>> begin Exercise inputs

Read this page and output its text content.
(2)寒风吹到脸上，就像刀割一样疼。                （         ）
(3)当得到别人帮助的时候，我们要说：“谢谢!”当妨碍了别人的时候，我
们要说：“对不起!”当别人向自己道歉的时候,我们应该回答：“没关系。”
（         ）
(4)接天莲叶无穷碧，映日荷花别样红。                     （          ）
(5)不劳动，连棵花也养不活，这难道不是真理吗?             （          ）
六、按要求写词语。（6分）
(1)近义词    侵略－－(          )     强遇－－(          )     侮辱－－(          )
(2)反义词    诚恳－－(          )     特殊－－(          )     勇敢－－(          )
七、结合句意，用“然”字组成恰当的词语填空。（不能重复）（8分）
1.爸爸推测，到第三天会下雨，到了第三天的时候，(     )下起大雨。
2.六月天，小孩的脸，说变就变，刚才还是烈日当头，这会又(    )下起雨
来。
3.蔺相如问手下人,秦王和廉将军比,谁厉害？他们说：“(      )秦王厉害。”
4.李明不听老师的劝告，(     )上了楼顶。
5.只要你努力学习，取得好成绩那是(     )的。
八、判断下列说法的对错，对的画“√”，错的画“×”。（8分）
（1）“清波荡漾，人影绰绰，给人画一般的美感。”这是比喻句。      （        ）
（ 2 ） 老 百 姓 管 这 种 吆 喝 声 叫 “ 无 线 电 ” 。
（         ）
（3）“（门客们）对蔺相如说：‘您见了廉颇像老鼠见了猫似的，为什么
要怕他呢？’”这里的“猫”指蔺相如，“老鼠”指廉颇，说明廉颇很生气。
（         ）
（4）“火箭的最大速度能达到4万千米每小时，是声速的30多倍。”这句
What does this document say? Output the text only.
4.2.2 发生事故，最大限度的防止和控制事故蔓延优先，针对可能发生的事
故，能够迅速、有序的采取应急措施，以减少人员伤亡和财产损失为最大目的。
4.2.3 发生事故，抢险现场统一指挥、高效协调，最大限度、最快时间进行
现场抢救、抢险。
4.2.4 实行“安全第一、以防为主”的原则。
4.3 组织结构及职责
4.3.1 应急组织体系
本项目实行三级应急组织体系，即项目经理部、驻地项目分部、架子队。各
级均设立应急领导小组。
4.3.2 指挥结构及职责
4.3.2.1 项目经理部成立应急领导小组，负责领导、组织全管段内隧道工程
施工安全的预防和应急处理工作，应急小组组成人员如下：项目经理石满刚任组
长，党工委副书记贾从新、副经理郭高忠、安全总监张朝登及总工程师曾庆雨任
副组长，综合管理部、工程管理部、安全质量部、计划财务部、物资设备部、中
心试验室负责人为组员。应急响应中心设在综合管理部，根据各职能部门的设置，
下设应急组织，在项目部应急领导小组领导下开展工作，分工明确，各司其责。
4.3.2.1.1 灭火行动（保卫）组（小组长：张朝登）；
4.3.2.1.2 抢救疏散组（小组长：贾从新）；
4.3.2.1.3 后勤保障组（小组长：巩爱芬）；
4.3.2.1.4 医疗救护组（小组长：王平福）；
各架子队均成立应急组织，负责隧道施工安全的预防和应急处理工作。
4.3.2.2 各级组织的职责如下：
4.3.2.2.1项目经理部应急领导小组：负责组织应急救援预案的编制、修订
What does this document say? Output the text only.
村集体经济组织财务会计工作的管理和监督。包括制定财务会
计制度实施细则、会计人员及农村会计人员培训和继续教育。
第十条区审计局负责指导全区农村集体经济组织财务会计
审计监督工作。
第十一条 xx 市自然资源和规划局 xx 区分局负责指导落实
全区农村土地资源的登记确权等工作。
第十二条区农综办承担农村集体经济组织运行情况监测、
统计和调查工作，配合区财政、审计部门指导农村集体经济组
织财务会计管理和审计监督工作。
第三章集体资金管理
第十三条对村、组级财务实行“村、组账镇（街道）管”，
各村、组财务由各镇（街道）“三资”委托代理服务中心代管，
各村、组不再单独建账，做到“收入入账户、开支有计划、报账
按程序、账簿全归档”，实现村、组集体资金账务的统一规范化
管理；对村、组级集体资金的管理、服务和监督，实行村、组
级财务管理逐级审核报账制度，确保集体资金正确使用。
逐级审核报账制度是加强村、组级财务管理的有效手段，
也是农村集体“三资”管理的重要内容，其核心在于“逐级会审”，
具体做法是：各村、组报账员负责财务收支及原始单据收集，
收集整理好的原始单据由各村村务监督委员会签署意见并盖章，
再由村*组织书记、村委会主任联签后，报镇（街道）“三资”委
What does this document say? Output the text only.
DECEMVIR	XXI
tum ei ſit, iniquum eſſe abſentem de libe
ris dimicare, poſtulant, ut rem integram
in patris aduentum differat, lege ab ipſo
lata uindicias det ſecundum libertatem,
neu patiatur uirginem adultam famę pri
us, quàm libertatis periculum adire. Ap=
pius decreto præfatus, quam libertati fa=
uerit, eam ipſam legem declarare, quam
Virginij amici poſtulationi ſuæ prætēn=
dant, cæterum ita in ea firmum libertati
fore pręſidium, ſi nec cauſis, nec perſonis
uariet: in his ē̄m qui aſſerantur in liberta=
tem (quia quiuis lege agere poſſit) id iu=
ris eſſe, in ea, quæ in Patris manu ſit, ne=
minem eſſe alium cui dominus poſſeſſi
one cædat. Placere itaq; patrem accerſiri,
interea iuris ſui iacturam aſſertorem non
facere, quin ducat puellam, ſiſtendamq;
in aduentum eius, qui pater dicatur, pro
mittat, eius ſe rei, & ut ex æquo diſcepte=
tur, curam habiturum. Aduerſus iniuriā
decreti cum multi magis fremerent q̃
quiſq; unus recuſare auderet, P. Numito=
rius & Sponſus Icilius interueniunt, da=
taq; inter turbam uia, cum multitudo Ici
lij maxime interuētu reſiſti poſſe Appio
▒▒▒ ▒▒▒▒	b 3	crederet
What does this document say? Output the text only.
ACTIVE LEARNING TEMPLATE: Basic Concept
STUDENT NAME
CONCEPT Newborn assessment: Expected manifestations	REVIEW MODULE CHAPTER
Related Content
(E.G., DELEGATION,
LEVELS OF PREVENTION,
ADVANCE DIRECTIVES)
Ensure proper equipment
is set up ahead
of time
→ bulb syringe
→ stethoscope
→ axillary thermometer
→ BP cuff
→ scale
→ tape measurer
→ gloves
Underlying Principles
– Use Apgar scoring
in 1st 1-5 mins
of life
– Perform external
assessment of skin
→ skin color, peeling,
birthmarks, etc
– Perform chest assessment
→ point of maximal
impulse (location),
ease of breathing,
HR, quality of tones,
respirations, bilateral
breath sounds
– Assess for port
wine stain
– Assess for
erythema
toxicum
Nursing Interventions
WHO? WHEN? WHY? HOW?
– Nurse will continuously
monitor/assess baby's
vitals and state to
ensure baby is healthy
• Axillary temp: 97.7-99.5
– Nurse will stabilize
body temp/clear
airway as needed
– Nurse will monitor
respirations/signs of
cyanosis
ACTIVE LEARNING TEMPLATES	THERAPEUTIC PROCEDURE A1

>> end Exercise inputs

#### Instruction
Copy all lines in the listing above where the string "eius" appears.

#### Solution to this task
in aduentum eius, qui pater dicatur, pro
mittat, eius ſe rei, & ut ex æquo diſcepte=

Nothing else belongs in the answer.